■ What is being asked: Any pictures in the records below should be skipped; write out everything else exactly.

::: Dataset content

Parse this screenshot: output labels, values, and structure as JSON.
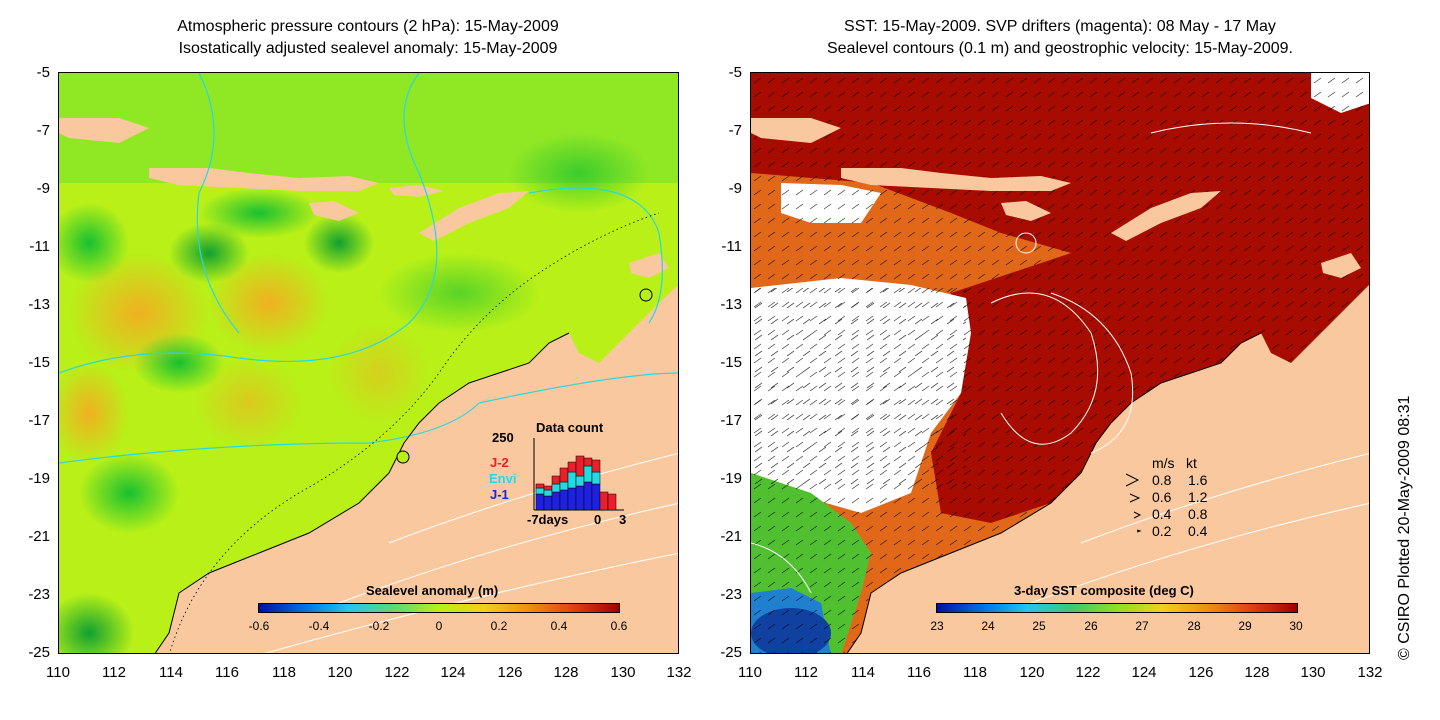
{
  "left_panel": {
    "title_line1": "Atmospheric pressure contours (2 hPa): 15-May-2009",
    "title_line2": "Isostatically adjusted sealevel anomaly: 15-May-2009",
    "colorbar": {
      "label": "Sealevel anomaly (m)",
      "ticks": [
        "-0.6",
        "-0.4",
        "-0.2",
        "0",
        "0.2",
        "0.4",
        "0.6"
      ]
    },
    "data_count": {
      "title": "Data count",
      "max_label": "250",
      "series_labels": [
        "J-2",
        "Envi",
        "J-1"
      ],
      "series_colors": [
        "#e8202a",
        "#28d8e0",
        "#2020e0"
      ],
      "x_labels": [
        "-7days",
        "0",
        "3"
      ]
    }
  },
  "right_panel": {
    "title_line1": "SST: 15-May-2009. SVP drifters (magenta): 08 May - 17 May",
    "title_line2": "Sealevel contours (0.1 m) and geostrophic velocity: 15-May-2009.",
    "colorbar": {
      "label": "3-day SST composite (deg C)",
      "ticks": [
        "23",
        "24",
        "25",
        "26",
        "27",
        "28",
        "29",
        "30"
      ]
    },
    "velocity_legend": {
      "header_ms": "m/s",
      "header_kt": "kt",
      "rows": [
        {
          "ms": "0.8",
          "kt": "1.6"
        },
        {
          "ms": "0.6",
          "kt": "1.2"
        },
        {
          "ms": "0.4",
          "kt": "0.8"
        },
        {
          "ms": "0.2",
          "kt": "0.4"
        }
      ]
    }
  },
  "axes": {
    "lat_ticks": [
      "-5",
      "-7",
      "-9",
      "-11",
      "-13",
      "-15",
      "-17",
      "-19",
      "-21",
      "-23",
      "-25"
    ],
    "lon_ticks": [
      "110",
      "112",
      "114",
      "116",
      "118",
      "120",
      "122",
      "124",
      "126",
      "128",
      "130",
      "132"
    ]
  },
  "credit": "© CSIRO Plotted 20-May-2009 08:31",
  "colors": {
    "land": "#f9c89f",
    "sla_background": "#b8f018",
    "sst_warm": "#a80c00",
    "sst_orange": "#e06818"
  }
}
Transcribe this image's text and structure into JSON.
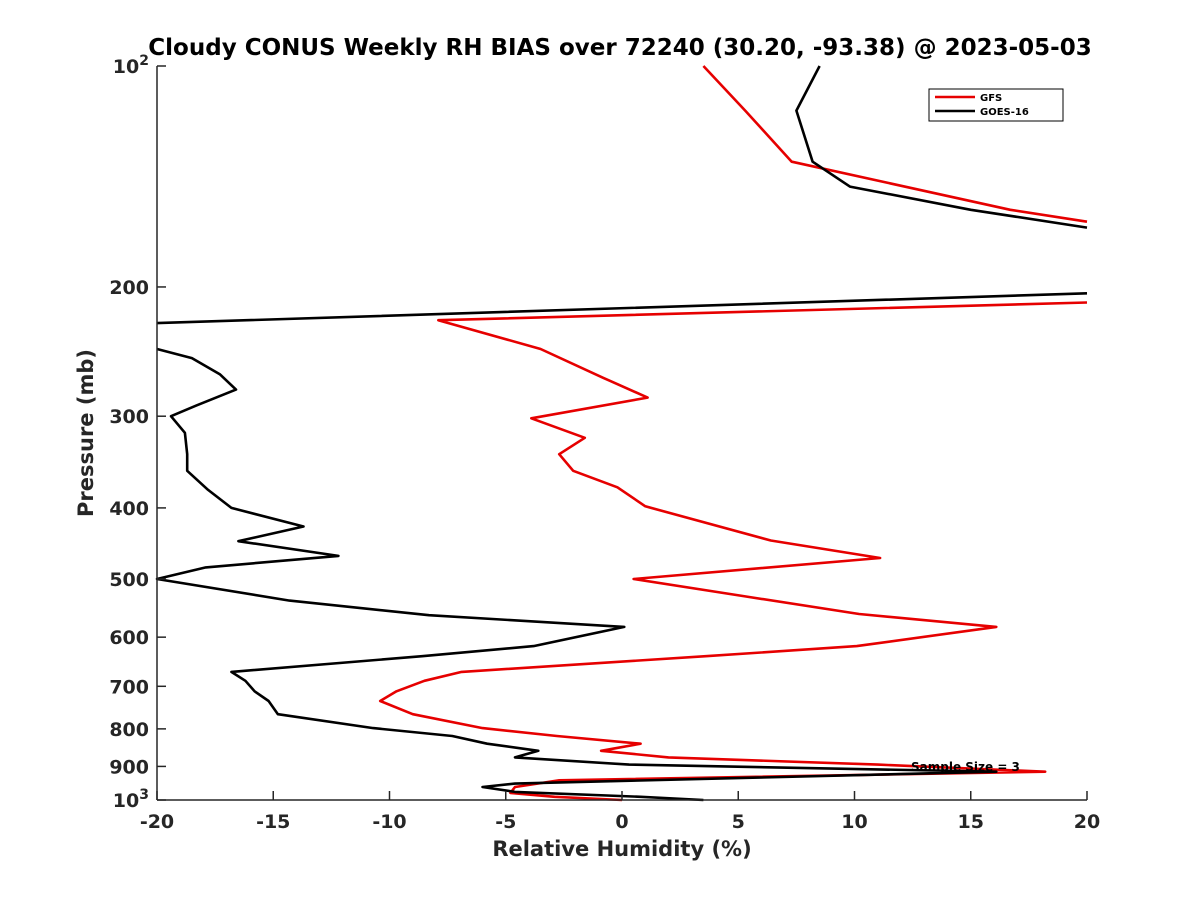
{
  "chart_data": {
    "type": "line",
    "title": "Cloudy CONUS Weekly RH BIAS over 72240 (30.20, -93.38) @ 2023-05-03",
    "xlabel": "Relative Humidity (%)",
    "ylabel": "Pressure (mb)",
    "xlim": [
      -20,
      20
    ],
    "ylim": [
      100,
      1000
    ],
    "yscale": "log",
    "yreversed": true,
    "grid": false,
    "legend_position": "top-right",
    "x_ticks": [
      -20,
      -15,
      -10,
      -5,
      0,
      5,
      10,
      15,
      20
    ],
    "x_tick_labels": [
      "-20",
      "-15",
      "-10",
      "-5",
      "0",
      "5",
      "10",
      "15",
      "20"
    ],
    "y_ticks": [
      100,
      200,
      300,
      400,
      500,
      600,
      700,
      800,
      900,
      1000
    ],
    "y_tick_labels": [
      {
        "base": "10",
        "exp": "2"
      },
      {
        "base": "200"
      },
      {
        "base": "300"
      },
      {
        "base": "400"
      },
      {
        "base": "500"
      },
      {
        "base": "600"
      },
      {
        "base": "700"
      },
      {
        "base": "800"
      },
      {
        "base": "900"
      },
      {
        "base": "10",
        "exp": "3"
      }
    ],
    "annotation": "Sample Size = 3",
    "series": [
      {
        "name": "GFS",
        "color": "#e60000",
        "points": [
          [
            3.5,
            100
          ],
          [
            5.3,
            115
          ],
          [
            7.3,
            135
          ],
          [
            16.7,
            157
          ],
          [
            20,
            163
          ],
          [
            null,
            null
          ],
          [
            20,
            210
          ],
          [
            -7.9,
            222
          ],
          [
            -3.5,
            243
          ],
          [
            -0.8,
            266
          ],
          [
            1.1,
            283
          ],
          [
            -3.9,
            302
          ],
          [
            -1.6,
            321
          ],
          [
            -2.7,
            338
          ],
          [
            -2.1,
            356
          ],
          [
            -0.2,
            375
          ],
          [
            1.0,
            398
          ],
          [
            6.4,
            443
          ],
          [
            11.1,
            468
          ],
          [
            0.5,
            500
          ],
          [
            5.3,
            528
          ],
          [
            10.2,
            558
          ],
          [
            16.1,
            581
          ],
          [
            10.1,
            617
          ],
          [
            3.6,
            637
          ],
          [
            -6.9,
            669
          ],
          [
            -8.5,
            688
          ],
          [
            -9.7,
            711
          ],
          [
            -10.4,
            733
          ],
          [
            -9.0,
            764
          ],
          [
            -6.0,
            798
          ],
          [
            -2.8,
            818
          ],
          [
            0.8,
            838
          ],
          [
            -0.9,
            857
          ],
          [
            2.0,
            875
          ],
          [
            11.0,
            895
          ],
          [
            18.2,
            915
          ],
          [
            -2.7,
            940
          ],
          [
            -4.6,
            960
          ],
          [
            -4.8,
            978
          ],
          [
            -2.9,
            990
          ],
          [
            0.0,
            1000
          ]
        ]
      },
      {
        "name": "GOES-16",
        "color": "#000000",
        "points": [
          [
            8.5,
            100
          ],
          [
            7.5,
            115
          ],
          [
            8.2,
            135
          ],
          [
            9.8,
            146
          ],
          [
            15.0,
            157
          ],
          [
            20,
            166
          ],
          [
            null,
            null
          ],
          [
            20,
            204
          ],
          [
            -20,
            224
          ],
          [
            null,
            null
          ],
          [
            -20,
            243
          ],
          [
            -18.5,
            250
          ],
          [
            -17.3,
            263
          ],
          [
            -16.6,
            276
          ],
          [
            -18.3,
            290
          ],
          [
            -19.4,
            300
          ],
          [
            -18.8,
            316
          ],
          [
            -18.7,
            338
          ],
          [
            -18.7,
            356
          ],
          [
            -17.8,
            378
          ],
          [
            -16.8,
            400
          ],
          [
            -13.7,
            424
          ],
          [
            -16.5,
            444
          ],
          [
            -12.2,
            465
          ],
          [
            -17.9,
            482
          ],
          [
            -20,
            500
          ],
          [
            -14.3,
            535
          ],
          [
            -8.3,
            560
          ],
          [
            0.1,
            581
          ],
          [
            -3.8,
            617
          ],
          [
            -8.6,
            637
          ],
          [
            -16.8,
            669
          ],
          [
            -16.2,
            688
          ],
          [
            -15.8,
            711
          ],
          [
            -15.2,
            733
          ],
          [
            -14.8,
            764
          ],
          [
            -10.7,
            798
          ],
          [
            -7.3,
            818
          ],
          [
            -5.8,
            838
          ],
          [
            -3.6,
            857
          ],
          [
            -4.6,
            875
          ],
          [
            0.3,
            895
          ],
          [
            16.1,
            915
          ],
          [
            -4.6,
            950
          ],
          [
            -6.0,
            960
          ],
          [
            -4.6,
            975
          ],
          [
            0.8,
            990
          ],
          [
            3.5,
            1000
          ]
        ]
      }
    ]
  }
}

::::::

■ Result below:
Parse this screenshot: output labels, values, and structure as JSON.
{
  "left_panel": {
    "title_line1": "Atmospheric pressure contours (2 hPa): 15-May-2009",
    "title_line2": "Isostatically adjusted sealevel anomaly: 15-May-2009",
    "colorbar": {
      "label": "Sealevel anomaly (m)",
      "ticks": [
        "-0.6",
        "-0.4",
        "-0.2",
        "0",
        "0.2",
        "0.4",
        "0.6"
      ]
    },
    "data_count": {
      "title": "Data count",
      "max_label": "250",
      "series_labels": [
        "J-2",
        "Envi",
        "J-1"
      ],
      "series_colors": [
        "#e8202a",
        "#28d8e0",
        "#2020e0"
      ],
      "x_labels": [
        "-7days",
        "0",
        "3"
      ]
    }
  },
  "right_panel": {
    "title_line1": "SST: 15-May-2009. SVP drifters (magenta): 08 May - 17 May",
    "title_line2": "Sealevel contours (0.1 m) and geostrophic velocity: 15-May-2009.",
    "colorbar": {
      "label": "3-day SST composite (deg C)",
      "ticks": [
        "23",
        "24",
        "25",
        "26",
        "27",
        "28",
        "29",
        "30"
      ]
    },
    "velocity_legend": {
      "header_ms": "m/s",
      "header_kt": "kt",
      "rows": [
        {
          "ms": "0.8",
          "kt": "1.6"
        },
        {
          "ms": "0.6",
          "kt": "1.2"
        },
        {
          "ms": "0.4",
          "kt": "0.8"
        },
        {
          "ms": "0.2",
          "kt": "0.4"
        }
      ]
    }
  },
  "axes": {
    "lat_ticks": [
      "-5",
      "-7",
      "-9",
      "-11",
      "-13",
      "-15",
      "-17",
      "-19",
      "-21",
      "-23",
      "-25"
    ],
    "lon_ticks": [
      "110",
      "112",
      "114",
      "116",
      "118",
      "120",
      "122",
      "124",
      "126",
      "128",
      "130",
      "132"
    ]
  },
  "credit": "© CSIRO Plotted 20-May-2009 08:31",
  "colors": {
    "land": "#f9c89f",
    "sla_background": "#b8f018",
    "sst_warm": "#a80c00",
    "sst_orange": "#e06818"
  }
}
Transcribe this image's text and structure into JSON.
{
  "chart_data": {
    "type": "line",
    "title": "Cloudy CONUS Weekly RH BIAS over 72240 (30.20, -93.38) @ 2023-05-03",
    "xlabel": "Relative Humidity (%)",
    "ylabel": "Pressure (mb)",
    "xlim": [
      -20,
      20
    ],
    "ylim": [
      100,
      1000
    ],
    "yscale": "log",
    "yreversed": true,
    "grid": false,
    "legend_position": "top-right",
    "x_ticks": [
      -20,
      -15,
      -10,
      -5,
      0,
      5,
      10,
      15,
      20
    ],
    "x_tick_labels": [
      "-20",
      "-15",
      "-10",
      "-5",
      "0",
      "5",
      "10",
      "15",
      "20"
    ],
    "y_ticks": [
      100,
      200,
      300,
      400,
      500,
      600,
      700,
      800,
      900,
      1000
    ],
    "y_tick_labels": [
      {
        "base": "10",
        "exp": "2"
      },
      {
        "base": "200"
      },
      {
        "base": "300"
      },
      {
        "base": "400"
      },
      {
        "base": "500"
      },
      {
        "base": "600"
      },
      {
        "base": "700"
      },
      {
        "base": "800"
      },
      {
        "base": "900"
      },
      {
        "base": "10",
        "exp": "3"
      }
    ],
    "annotation": "Sample Size = 3",
    "series": [
      {
        "name": "GFS",
        "color": "#e60000",
        "points": [
          [
            3.5,
            100
          ],
          [
            5.3,
            115
          ],
          [
            7.3,
            135
          ],
          [
            16.7,
            157
          ],
          [
            20,
            163
          ],
          [
            null,
            null
          ],
          [
            20,
            210
          ],
          [
            -7.9,
            222
          ],
          [
            -3.5,
            243
          ],
          [
            -0.8,
            266
          ],
          [
            1.1,
            283
          ],
          [
            -3.9,
            302
          ],
          [
            -1.6,
            321
          ],
          [
            -2.7,
            338
          ],
          [
            -2.1,
            356
          ],
          [
            -0.2,
            375
          ],
          [
            1.0,
            398
          ],
          [
            6.4,
            443
          ],
          [
            11.1,
            468
          ],
          [
            0.5,
            500
          ],
          [
            5.3,
            528
          ],
          [
            10.2,
            558
          ],
          [
            16.1,
            581
          ],
          [
            10.1,
            617
          ],
          [
            3.6,
            637
          ],
          [
            -6.9,
            669
          ],
          [
            -8.5,
            688
          ],
          [
            -9.7,
            711
          ],
          [
            -10.4,
            733
          ],
          [
            -9.0,
            764
          ],
          [
            -6.0,
            798
          ],
          [
            -2.8,
            818
          ],
          [
            0.8,
            838
          ],
          [
            -0.9,
            857
          ],
          [
            2.0,
            875
          ],
          [
            11.0,
            895
          ],
          [
            18.2,
            915
          ],
          [
            -2.7,
            940
          ],
          [
            -4.6,
            960
          ],
          [
            -4.8,
            978
          ],
          [
            -2.9,
            990
          ],
          [
            0.0,
            1000
          ]
        ]
      },
      {
        "name": "GOES-16",
        "color": "#000000",
        "points": [
          [
            8.5,
            100
          ],
          [
            7.5,
            115
          ],
          [
            8.2,
            135
          ],
          [
            9.8,
            146
          ],
          [
            15.0,
            157
          ],
          [
            20,
            166
          ],
          [
            null,
            null
          ],
          [
            20,
            204
          ],
          [
            -20,
            224
          ],
          [
            null,
            null
          ],
          [
            -20,
            243
          ],
          [
            -18.5,
            250
          ],
          [
            -17.3,
            263
          ],
          [
            -16.6,
            276
          ],
          [
            -18.3,
            290
          ],
          [
            -19.4,
            300
          ],
          [
            -18.8,
            316
          ],
          [
            -18.7,
            338
          ],
          [
            -18.7,
            356
          ],
          [
            -17.8,
            378
          ],
          [
            -16.8,
            400
          ],
          [
            -13.7,
            424
          ],
          [
            -16.5,
            444
          ],
          [
            -12.2,
            465
          ],
          [
            -17.9,
            482
          ],
          [
            -20,
            500
          ],
          [
            -14.3,
            535
          ],
          [
            -8.3,
            560
          ],
          [
            0.1,
            581
          ],
          [
            -3.8,
            617
          ],
          [
            -8.6,
            637
          ],
          [
            -16.8,
            669
          ],
          [
            -16.2,
            688
          ],
          [
            -15.8,
            711
          ],
          [
            -15.2,
            733
          ],
          [
            -14.8,
            764
          ],
          [
            -10.7,
            798
          ],
          [
            -7.3,
            818
          ],
          [
            -5.8,
            838
          ],
          [
            -3.6,
            857
          ],
          [
            -4.6,
            875
          ],
          [
            0.3,
            895
          ],
          [
            16.1,
            915
          ],
          [
            -4.6,
            950
          ],
          [
            -6.0,
            960
          ],
          [
            -4.6,
            975
          ],
          [
            0.8,
            990
          ],
          [
            3.5,
            1000
          ]
        ]
      }
    ]
  }
}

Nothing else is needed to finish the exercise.